### WHAT TO PRODUCE
Reproduce every record below exactly as written, but leave out any pictures.

### LISTING
════════

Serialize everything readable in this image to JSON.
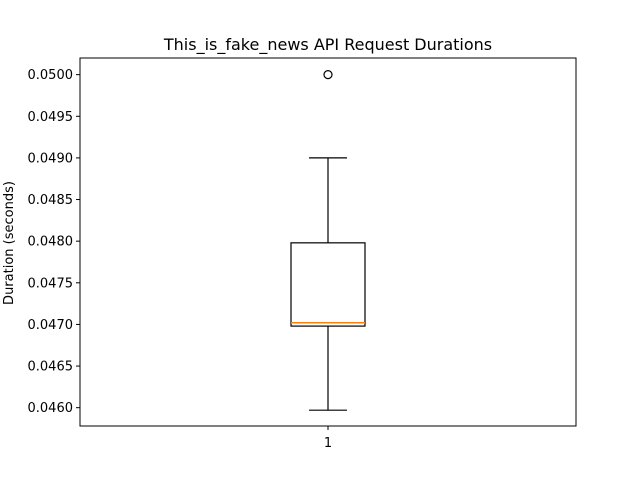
{
  "chart_data": {
    "type": "box",
    "title": "This_is_fake_news API Request Durations",
    "xlabel": "",
    "ylabel": "Duration (seconds)",
    "ylim": [
      0.04578,
      0.0502
    ],
    "yticks": [
      0.046,
      0.0465,
      0.047,
      0.0475,
      0.048,
      0.0485,
      0.049,
      0.0495,
      0.05
    ],
    "ytick_labels": [
      "0.0460",
      "0.0465",
      "0.0470",
      "0.0475",
      "0.0480",
      "0.0485",
      "0.0490",
      "0.0495",
      "0.0500"
    ],
    "categories": [
      "1"
    ],
    "boxes": [
      {
        "label": "1",
        "whisker_low": 0.04597,
        "q1": 0.04698,
        "median": 0.04702,
        "q3": 0.04798,
        "whisker_high": 0.049,
        "outliers": [
          0.05
        ]
      }
    ],
    "grid": false,
    "colors": {
      "median": "#ff7f0e",
      "box": "#000000",
      "axes": "#000000"
    }
  }
}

════════

### SOLUTION FOR THIS EXERCISE
Serialize everything readable in this image to JSON.
{
  "chart_data": {
    "type": "box",
    "title": "This_is_fake_news API Request Durations",
    "xlabel": "",
    "ylabel": "Duration (seconds)",
    "ylim": [
      0.04578,
      0.0502
    ],
    "yticks": [
      0.046,
      0.0465,
      0.047,
      0.0475,
      0.048,
      0.0485,
      0.049,
      0.0495,
      0.05
    ],
    "ytick_labels": [
      "0.0460",
      "0.0465",
      "0.0470",
      "0.0475",
      "0.0480",
      "0.0485",
      "0.0490",
      "0.0495",
      "0.0500"
    ],
    "categories": [
      "1"
    ],
    "boxes": [
      {
        "label": "1",
        "whisker_low": 0.04597,
        "q1": 0.04698,
        "median": 0.04702,
        "q3": 0.04798,
        "whisker_high": 0.049,
        "outliers": [
          0.05
        ]
      }
    ],
    "grid": false,
    "colors": {
      "median": "#ff7f0e",
      "box": "#000000",
      "axes": "#000000"
    }
  }
}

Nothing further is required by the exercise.